→ **PROBLEM TO WORK ON**
Please arrange the records, starting at their first line and ending at the line that contains "x-tick-label: 2019-... [543, 200, 565, 207]" (both included), as a Markdown table with columns Row and Entry. Put the row number under Row and the full line under Entry, and skip any blank lines.

####

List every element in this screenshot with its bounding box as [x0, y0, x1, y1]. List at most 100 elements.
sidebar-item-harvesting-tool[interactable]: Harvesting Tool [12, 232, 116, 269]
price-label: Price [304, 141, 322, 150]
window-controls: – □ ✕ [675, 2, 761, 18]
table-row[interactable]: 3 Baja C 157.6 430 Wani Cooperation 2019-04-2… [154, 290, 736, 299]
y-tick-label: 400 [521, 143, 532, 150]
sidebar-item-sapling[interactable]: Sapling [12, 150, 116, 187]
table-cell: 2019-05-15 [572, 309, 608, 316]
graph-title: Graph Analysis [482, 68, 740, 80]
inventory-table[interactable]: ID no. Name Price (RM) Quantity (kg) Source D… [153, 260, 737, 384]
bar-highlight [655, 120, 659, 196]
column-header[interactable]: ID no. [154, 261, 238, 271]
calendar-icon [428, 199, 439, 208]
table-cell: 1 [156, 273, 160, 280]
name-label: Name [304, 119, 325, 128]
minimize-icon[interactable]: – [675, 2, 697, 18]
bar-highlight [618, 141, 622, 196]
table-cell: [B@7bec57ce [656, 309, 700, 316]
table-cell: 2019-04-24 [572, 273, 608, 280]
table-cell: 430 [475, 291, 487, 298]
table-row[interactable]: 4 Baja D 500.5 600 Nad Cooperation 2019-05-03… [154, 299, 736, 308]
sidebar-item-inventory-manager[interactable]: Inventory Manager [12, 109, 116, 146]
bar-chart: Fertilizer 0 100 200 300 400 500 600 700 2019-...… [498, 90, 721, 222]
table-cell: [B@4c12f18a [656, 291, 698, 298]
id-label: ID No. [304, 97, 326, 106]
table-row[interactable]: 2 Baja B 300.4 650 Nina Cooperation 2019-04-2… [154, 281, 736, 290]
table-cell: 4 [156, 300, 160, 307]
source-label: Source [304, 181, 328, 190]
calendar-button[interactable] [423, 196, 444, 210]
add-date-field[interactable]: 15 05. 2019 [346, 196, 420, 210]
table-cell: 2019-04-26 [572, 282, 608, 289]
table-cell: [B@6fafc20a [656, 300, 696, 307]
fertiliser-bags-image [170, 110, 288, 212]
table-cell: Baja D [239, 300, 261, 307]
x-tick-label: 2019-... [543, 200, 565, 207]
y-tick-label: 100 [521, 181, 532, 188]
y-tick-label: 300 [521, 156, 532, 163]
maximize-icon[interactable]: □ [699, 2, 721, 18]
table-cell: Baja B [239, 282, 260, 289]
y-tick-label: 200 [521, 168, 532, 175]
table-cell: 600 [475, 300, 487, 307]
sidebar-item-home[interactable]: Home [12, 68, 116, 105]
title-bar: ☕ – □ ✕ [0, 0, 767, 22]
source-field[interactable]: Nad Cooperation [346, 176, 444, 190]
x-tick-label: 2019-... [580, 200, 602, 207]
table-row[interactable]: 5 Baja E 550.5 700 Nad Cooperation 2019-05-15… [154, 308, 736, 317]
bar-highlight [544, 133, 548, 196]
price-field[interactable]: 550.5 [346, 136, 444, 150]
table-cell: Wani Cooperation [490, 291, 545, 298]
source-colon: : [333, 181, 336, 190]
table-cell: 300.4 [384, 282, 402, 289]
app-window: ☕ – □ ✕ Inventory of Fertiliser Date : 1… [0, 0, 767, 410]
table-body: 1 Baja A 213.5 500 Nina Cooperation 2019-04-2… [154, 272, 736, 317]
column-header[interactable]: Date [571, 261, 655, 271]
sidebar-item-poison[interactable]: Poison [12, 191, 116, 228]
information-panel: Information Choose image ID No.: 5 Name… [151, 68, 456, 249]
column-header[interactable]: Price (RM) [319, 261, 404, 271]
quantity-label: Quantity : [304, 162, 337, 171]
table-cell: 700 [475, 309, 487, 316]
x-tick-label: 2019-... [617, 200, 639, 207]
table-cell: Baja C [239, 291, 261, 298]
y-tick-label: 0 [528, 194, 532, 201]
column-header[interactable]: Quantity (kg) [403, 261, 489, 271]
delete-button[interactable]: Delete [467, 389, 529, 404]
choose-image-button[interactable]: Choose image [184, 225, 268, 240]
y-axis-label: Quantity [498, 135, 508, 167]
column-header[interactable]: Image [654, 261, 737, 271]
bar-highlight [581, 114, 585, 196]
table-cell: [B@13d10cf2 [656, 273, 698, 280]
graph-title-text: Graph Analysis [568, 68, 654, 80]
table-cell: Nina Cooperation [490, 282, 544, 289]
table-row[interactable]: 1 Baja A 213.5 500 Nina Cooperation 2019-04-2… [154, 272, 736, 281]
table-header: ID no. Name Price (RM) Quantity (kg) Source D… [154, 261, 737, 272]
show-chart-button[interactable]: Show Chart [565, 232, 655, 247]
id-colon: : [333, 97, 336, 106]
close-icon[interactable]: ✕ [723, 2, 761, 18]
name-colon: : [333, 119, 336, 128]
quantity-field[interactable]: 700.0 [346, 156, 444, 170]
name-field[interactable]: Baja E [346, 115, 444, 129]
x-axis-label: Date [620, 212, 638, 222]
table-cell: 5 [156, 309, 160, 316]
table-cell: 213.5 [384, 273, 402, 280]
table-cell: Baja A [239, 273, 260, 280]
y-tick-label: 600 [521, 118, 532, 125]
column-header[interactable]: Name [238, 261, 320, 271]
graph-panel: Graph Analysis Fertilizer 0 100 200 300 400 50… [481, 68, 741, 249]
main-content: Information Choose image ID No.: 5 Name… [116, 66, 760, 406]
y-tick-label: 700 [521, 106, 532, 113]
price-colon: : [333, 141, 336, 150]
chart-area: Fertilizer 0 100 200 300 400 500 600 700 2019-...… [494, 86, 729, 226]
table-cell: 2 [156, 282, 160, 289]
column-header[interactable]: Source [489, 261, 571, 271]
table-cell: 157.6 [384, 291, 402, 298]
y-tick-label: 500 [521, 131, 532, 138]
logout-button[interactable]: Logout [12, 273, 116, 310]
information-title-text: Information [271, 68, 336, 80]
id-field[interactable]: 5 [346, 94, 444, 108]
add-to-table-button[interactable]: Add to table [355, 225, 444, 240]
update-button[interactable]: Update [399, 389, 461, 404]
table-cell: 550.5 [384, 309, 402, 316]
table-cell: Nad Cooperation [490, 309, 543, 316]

####

→ **ANSWER FOR THIS EXERCISE**
| Row | Entry |
|---|---|
| 1 | List every element in this screenshot with its bounding box as [x0, y0, x1, y1]. List at most 100 elements. |
| 2 | sidebar-item-harvesting-tool[interactable]: Harvesting Tool [12, 232, 116, 269] |
| 3 | price-label: Price [304, 141, 322, 150] |
| 4 | window-controls: – □ ✕ [675, 2, 761, 18] |
| 5 | table-row[interactable]: 3 Baja C 157.6 430 Wani Cooperation 2019-04-2… [154, 290, 736, 299] |
| 6 | y-tick-label: 400 [521, 143, 532, 150] |
| 7 | sidebar-item-sapling[interactable]: Sapling [12, 150, 116, 187] |
| 8 | table-cell: 2019-05-15 [572, 309, 608, 316] |
| 9 | graph-title: Graph Analysis [482, 68, 740, 80] |
| 10 | inventory-table[interactable]: ID no. Name Price (RM) Quantity (kg) Source D… [153, 260, 737, 384] |
| 11 | bar-highlight [655, 120, 659, 196] |
| 12 | column-header[interactable]: ID no. [154, 261, 238, 271] |
| 13 | calendar-icon [428, 199, 439, 208] |
| 14 | table-cell: 1 [156, 273, 160, 280] |
| 15 | name-label: Name [304, 119, 325, 128] |
| 16 | minimize-icon[interactable]: – [675, 2, 697, 18] |
| 17 | bar-highlight [618, 141, 622, 196] |
| 18 | table-cell: [B@7bec57ce [656, 309, 700, 316] |
| 19 | table-cell: 2019-04-24 [572, 273, 608, 280] |
| 20 | table-cell: 430 [475, 291, 487, 298] |
| 21 | table-row[interactable]: 4 Baja D 500.5 600 Nad Cooperation 2019-05-03… [154, 299, 736, 308] |
| 22 | sidebar-item-inventory-manager[interactable]: Inventory Manager [12, 109, 116, 146] |
| 23 | bar-chart: Fertilizer 0 100 200 300 400 500 600 700 2019-...… [498, 90, 721, 222] |
| 24 | table-cell: [B@4c12f18a [656, 291, 698, 298] |
| 25 | id-label: ID No. [304, 97, 326, 106] |
| 26 | table-row[interactable]: 2 Baja B 300.4 650 Nina Cooperation 2019-04-2… [154, 281, 736, 290] |
| 27 | table-cell: 4 [156, 300, 160, 307] |
| 28 | source-label: Source [304, 181, 328, 190] |
| 29 | calendar-button[interactable] [423, 196, 444, 210] |
| 30 | add-date-field[interactable]: 15 05. 2019 [346, 196, 420, 210] |
| 31 | table-cell: 2019-04-26 [572, 282, 608, 289] |
| 32 | table-cell: [B@6fafc20a [656, 300, 696, 307] |
| 33 | fertiliser-bags-image [170, 110, 288, 212] |
| 34 | table-cell: Baja D [239, 300, 261, 307] |
| 35 | x-tick-label: 2019-... [543, 200, 565, 207] |